(Records about charts and figures)
•••••

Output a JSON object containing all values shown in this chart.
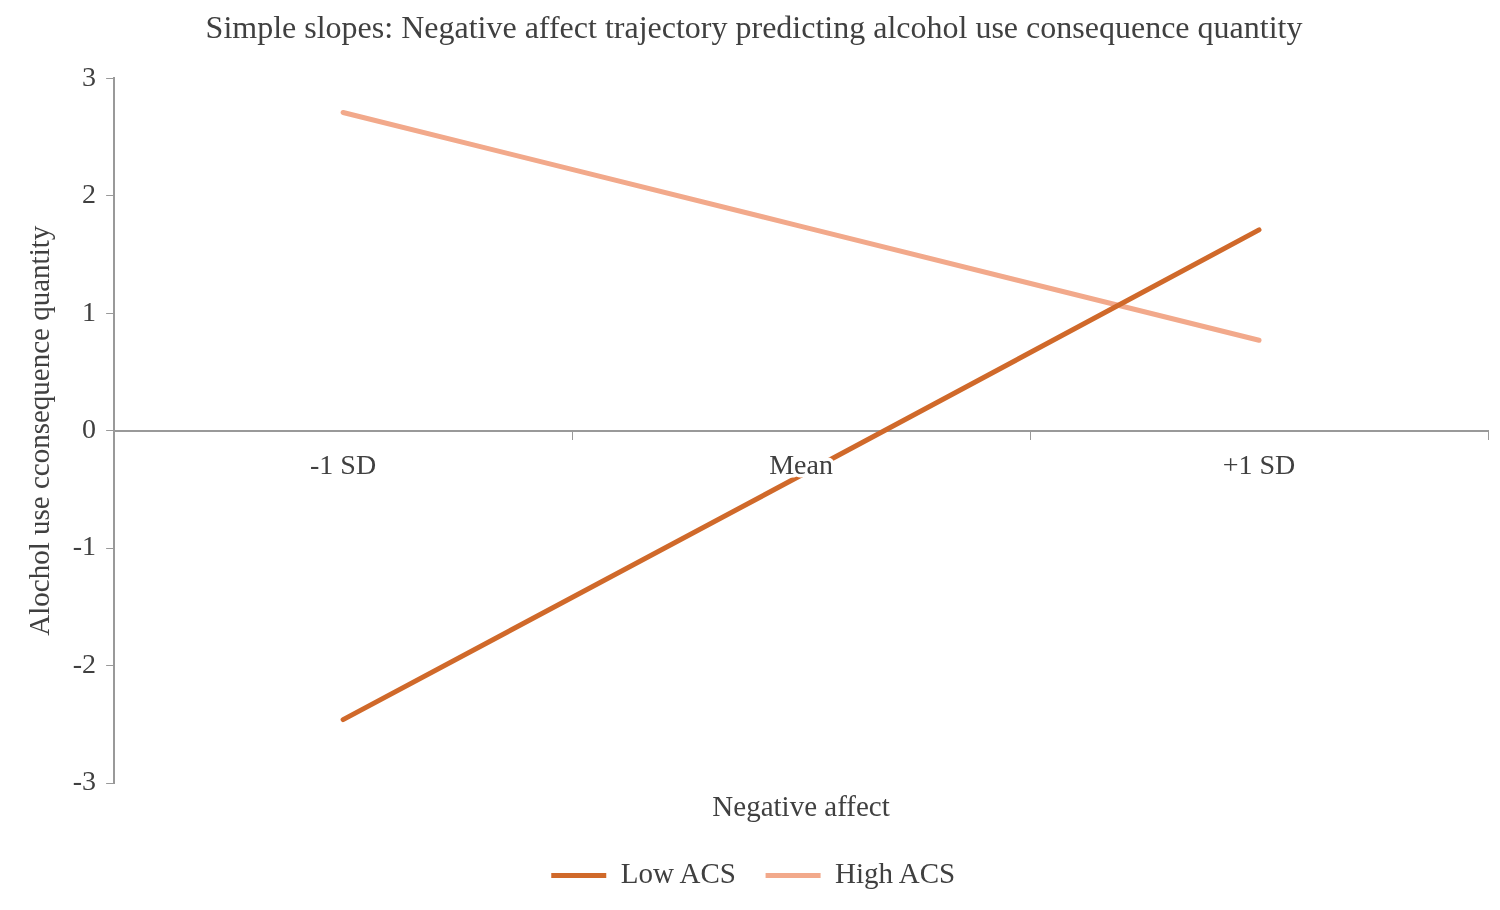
{
  "chart_data": {
    "type": "line",
    "title": "Simple slopes: Negative affect trajectory predicting alcohol use consequence quantity",
    "xlabel": "Negative affect",
    "ylabel": "Alochol use cconsequence quantity",
    "categories": [
      "-1 SD",
      "Mean",
      "+1 SD"
    ],
    "series": [
      {
        "name": "Low ACS",
        "color": "#d0692a",
        "values": [
          -2.46,
          -0.38,
          1.71
        ]
      },
      {
        "name": "High ACS",
        "color": "#f2a98b",
        "values": [
          2.71,
          1.74,
          0.77
        ]
      }
    ],
    "ylim": [
      -3,
      3
    ],
    "yticks": [
      -3,
      -2,
      -1,
      0,
      1,
      2,
      3
    ],
    "legend": "bottom",
    "marker": "none"
  }
}
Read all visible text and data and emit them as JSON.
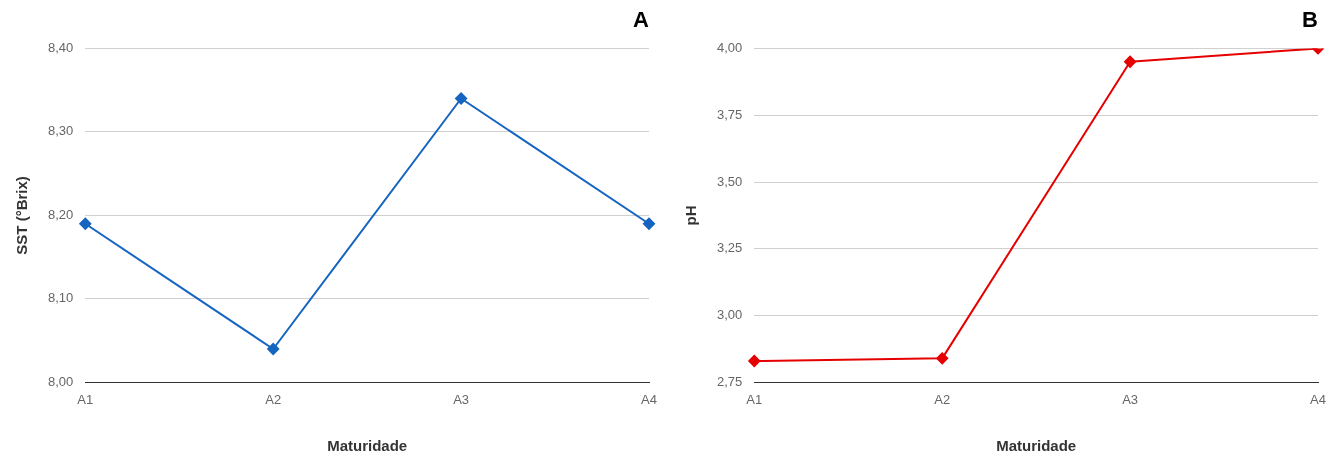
{
  "chart_data": [
    {
      "type": "line",
      "title": "A",
      "xlabel": "Maturidade",
      "ylabel": "SST (°Brix)",
      "categories": [
        "A1",
        "A2",
        "A3",
        "A4"
      ],
      "series": [
        {
          "color": "#1565c0",
          "values": [
            8.19,
            8.04,
            8.34,
            8.19
          ]
        }
      ],
      "ylim": [
        8.0,
        8.4
      ],
      "yticks": [
        {
          "value": 8.0,
          "label": "8,00"
        },
        {
          "value": 8.1,
          "label": "8,10"
        },
        {
          "value": 8.2,
          "label": "8,20"
        },
        {
          "value": 8.3,
          "label": "8,30"
        },
        {
          "value": 8.4,
          "label": "8,40"
        }
      ],
      "grid": "y",
      "marker": "diamond",
      "line_style": "solid",
      "legend": false
    },
    {
      "type": "line",
      "title": "B",
      "xlabel": "Maturidade",
      "ylabel": "pH",
      "categories": [
        "A1",
        "A2",
        "A3",
        "A4"
      ],
      "series": [
        {
          "color": "#e60000",
          "values": [
            2.83,
            2.84,
            3.95,
            4.0
          ]
        }
      ],
      "ylim": [
        2.75,
        4.0
      ],
      "yticks": [
        {
          "value": 2.75,
          "label": "2,75"
        },
        {
          "value": 3.0,
          "label": "3,00"
        },
        {
          "value": 3.25,
          "label": "3,25"
        },
        {
          "value": 3.5,
          "label": "3,50"
        },
        {
          "value": 3.75,
          "label": "3,75"
        },
        {
          "value": 4.0,
          "label": "4,00"
        }
      ],
      "grid": "y",
      "marker": "diamond",
      "line_style": "solid",
      "legend": false
    }
  ]
}
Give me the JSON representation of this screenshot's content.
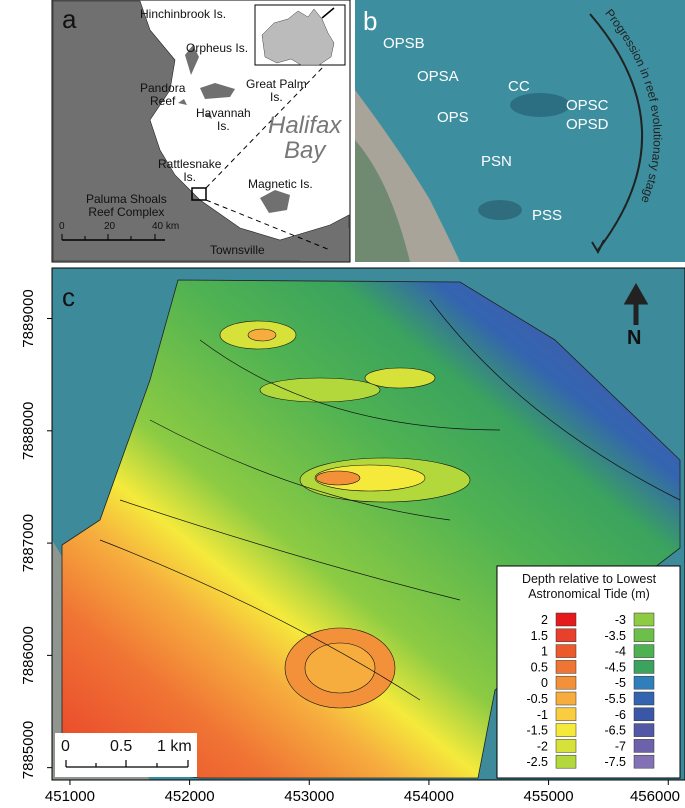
{
  "panel_a": {
    "label": "a",
    "places": {
      "hinchinbrook": "Hinchinbrook Is.",
      "orpheus": "Orpheus Is.",
      "pandora": "Pandora\nReef",
      "great_palm": "Great Palm\nIs.",
      "havannah": "Havannah\nIs.",
      "halifax": "Halifax\nBay",
      "rattlesnake": "Rattlesnake\nIs.",
      "magnetic": "Magnetic Is.",
      "paluma": "Paluma Shoals\nReef Complex",
      "townsville": "Townsville"
    },
    "scale": [
      "0",
      "20",
      "40 km"
    ]
  },
  "panel_b": {
    "label": "b",
    "reefs": [
      "OPSB",
      "OPSA",
      "CC",
      "OPS",
      "OPSC",
      "OPSD",
      "PSN",
      "PSS"
    ],
    "arrow_text": "Progression in reef evolutionary stage"
  },
  "panel_c": {
    "label": "c",
    "north": "N",
    "xlim": [
      450850,
      456140
    ],
    "ylim": [
      7884890,
      7889450
    ],
    "xticks": [
      451000,
      452000,
      453000,
      454000,
      455000,
      456000
    ],
    "yticks": [
      7885000,
      7886000,
      7887000,
      7888000,
      7889000
    ],
    "scale": [
      "0",
      "0.5",
      "1 km"
    ],
    "legend": {
      "title": "Depth relative to Lowest\nAstronomical Tide (m)",
      "items": [
        {
          "value": 2,
          "color": "#e41a1c"
        },
        {
          "value": 1.5,
          "color": "#e8402a"
        },
        {
          "value": 1,
          "color": "#ec5a2c"
        },
        {
          "value": 0.5,
          "color": "#f07434"
        },
        {
          "value": 0,
          "color": "#f3913a"
        },
        {
          "value": -0.5,
          "color": "#f6ad3e"
        },
        {
          "value": -1,
          "color": "#f9cd3f"
        },
        {
          "value": -1.5,
          "color": "#f5ea3c"
        },
        {
          "value": -2,
          "color": "#d6e23a"
        },
        {
          "value": -2.5,
          "color": "#b3d83c"
        },
        {
          "value": -3,
          "color": "#8ccb43"
        },
        {
          "value": -3.5,
          "color": "#6cc04a"
        },
        {
          "value": -4,
          "color": "#4fb252"
        },
        {
          "value": -4.5,
          "color": "#3aa35e"
        },
        {
          "value": -5,
          "color": "#2f7fba"
        },
        {
          "value": -5.5,
          "color": "#3464b0"
        },
        {
          "value": -6,
          "color": "#3a56a6"
        },
        {
          "value": -6.5,
          "color": "#5358a4"
        },
        {
          "value": -7,
          "color": "#6c62ab"
        },
        {
          "value": -7.5,
          "color": "#8271b5"
        }
      ]
    }
  }
}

•••••

Would you return the data exactly as written, without the pictures?

Solution for this exercise ::
Output a JSON object containing all values shown in this chart.
{
  "chart_data": {
    "type": "line",
    "title": "Simple slopes: Negative affect trajectory predicting alcohol use consequence quantity",
    "xlabel": "Negative affect",
    "ylabel": "Alochol use cconsequence quantity",
    "categories": [
      "-1 SD",
      "Mean",
      "+1 SD"
    ],
    "series": [
      {
        "name": "Low ACS",
        "color": "#d0692a",
        "values": [
          -2.46,
          -0.38,
          1.71
        ]
      },
      {
        "name": "High ACS",
        "color": "#f2a98b",
        "values": [
          2.71,
          1.74,
          0.77
        ]
      }
    ],
    "ylim": [
      -3,
      3
    ],
    "yticks": [
      -3,
      -2,
      -1,
      0,
      1,
      2,
      3
    ],
    "legend": "bottom",
    "marker": "none"
  }
}
Read all visible text and data and emit them as JSON.
{
  "chart_data": [
    {
      "type": "line",
      "title": "A",
      "xlabel": "Maturidade",
      "ylabel": "SST (°Brix)",
      "categories": [
        "A1",
        "A2",
        "A3",
        "A4"
      ],
      "series": [
        {
          "color": "#1565c0",
          "values": [
            8.19,
            8.04,
            8.34,
            8.19
          ]
        }
      ],
      "ylim": [
        8.0,
        8.4
      ],
      "yticks": [
        {
          "value": 8.0,
          "label": "8,00"
        },
        {
          "value": 8.1,
          "label": "8,10"
        },
        {
          "value": 8.2,
          "label": "8,20"
        },
        {
          "value": 8.3,
          "label": "8,30"
        },
        {
          "value": 8.4,
          "label": "8,40"
        }
      ],
      "grid": "y",
      "marker": "diamond",
      "line_style": "solid",
      "legend": false
    },
    {
      "type": "line",
      "title": "B",
      "xlabel": "Maturidade",
      "ylabel": "pH",
      "categories": [
        "A1",
        "A2",
        "A3",
        "A4"
      ],
      "series": [
        {
          "color": "#e60000",
          "values": [
            2.83,
            2.84,
            3.95,
            4.0
          ]
        }
      ],
      "ylim": [
        2.75,
        4.0
      ],
      "yticks": [
        {
          "value": 2.75,
          "label": "2,75"
        },
        {
          "value": 3.0,
          "label": "3,00"
        },
        {
          "value": 3.25,
          "label": "3,25"
        },
        {
          "value": 3.5,
          "label": "3,50"
        },
        {
          "value": 3.75,
          "label": "3,75"
        },
        {
          "value": 4.0,
          "label": "4,00"
        }
      ],
      "grid": "y",
      "marker": "diamond",
      "line_style": "solid",
      "legend": false
    }
  ]
}
Give me the JSON representation of this screenshot's content.
{
  "panel_a": {
    "label": "a",
    "places": {
      "hinchinbrook": "Hinchinbrook Is.",
      "orpheus": "Orpheus Is.",
      "pandora": "Pandora\nReef",
      "great_palm": "Great Palm\nIs.",
      "havannah": "Havannah\nIs.",
      "halifax": "Halifax\nBay",
      "rattlesnake": "Rattlesnake\nIs.",
      "magnetic": "Magnetic Is.",
      "paluma": "Paluma Shoals\nReef Complex",
      "townsville": "Townsville"
    },
    "scale": [
      "0",
      "20",
      "40 km"
    ]
  },
  "panel_b": {
    "label": "b",
    "reefs": [
      "OPSB",
      "OPSA",
      "CC",
      "OPS",
      "OPSC",
      "OPSD",
      "PSN",
      "PSS"
    ],
    "arrow_text": "Progression in reef evolutionary stage"
  },
  "panel_c": {
    "label": "c",
    "north": "N",
    "xlim": [
      450850,
      456140
    ],
    "ylim": [
      7884890,
      7889450
    ],
    "xticks": [
      451000,
      452000,
      453000,
      454000,
      455000,
      456000
    ],
    "yticks": [
      7885000,
      7886000,
      7887000,
      7888000,
      7889000
    ],
    "scale": [
      "0",
      "0.5",
      "1 km"
    ],
    "legend": {
      "title": "Depth relative to Lowest\nAstronomical Tide (m)",
      "items": [
        {
          "value": 2,
          "color": "#e41a1c"
        },
        {
          "value": 1.5,
          "color": "#e8402a"
        },
        {
          "value": 1,
          "color": "#ec5a2c"
        },
        {
          "value": 0.5,
          "color": "#f07434"
        },
        {
          "value": 0,
          "color": "#f3913a"
        },
        {
          "value": -0.5,
          "color": "#f6ad3e"
        },
        {
          "value": -1,
          "color": "#f9cd3f"
        },
        {
          "value": -1.5,
          "color": "#f5ea3c"
        },
        {
          "value": -2,
          "color": "#d6e23a"
        },
        {
          "value": -2.5,
          "color": "#b3d83c"
        },
        {
          "value": -3,
          "color": "#8ccb43"
        },
        {
          "value": -3.5,
          "color": "#6cc04a"
        },
        {
          "value": -4,
          "color": "#4fb252"
        },
        {
          "value": -4.5,
          "color": "#3aa35e"
        },
        {
          "value": -5,
          "color": "#2f7fba"
        },
        {
          "value": -5.5,
          "color": "#3464b0"
        },
        {
          "value": -6,
          "color": "#3a56a6"
        },
        {
          "value": -6.5,
          "color": "#5358a4"
        },
        {
          "value": -7,
          "color": "#6c62ab"
        },
        {
          "value": -7.5,
          "color": "#8271b5"
        }
      ]
    }
  }
}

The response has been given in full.